PROBLEM REQUIREMENTS:
Show every line in the entries below where the word "Остатки" appears.

ENTRIES:
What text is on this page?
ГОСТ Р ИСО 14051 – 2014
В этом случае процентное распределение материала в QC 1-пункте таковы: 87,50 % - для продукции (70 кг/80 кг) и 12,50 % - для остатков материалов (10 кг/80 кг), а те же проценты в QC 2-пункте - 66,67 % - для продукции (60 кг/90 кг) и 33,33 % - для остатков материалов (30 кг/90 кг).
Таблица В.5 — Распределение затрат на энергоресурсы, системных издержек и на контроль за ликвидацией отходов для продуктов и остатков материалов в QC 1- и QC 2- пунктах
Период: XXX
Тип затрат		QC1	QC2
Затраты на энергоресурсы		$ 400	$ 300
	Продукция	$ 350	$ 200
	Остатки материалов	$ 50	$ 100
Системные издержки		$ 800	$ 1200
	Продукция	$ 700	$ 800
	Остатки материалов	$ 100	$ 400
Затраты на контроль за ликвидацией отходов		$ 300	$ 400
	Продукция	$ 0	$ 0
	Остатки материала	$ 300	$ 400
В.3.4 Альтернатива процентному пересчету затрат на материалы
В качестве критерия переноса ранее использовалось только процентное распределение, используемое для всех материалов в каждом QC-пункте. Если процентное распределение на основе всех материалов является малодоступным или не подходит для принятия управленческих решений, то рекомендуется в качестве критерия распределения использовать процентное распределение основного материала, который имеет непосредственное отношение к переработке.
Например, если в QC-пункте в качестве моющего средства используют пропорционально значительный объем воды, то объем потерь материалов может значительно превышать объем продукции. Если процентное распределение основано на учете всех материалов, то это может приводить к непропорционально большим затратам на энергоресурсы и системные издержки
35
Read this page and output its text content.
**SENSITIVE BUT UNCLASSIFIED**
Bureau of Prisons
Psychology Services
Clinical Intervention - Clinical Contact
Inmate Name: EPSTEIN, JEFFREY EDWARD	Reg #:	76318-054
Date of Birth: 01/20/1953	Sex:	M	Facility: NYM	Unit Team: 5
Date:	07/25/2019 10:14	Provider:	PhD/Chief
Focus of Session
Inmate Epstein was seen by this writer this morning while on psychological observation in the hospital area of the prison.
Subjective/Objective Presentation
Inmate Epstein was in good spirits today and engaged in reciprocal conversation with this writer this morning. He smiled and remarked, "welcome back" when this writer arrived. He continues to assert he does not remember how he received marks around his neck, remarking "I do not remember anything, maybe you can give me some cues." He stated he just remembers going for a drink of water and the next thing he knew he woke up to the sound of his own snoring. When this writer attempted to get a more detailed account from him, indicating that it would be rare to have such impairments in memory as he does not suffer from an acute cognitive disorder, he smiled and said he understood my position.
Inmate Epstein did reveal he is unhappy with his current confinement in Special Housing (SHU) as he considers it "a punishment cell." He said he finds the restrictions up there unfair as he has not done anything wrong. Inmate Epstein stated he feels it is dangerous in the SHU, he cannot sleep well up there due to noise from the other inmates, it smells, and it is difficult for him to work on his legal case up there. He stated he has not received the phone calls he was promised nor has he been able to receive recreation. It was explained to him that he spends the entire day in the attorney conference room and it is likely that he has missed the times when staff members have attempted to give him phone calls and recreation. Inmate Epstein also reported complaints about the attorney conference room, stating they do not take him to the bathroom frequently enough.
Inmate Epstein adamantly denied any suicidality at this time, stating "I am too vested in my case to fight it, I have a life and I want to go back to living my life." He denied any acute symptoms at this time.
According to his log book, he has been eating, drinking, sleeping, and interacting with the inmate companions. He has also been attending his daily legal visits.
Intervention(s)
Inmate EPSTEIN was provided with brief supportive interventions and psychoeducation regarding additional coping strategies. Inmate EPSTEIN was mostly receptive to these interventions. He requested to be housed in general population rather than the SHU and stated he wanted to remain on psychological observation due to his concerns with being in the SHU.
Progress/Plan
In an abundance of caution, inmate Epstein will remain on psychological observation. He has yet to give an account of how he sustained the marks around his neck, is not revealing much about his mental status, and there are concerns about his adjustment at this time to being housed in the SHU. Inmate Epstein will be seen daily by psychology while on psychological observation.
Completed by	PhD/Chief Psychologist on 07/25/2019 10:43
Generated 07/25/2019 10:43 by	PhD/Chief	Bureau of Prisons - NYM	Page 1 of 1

FINAL RESULT:
	Остатки материалов	$ 50	$ 100
	Остатки материалов	$ 100	$ 400
	Остатки материала	$ 300	$ 400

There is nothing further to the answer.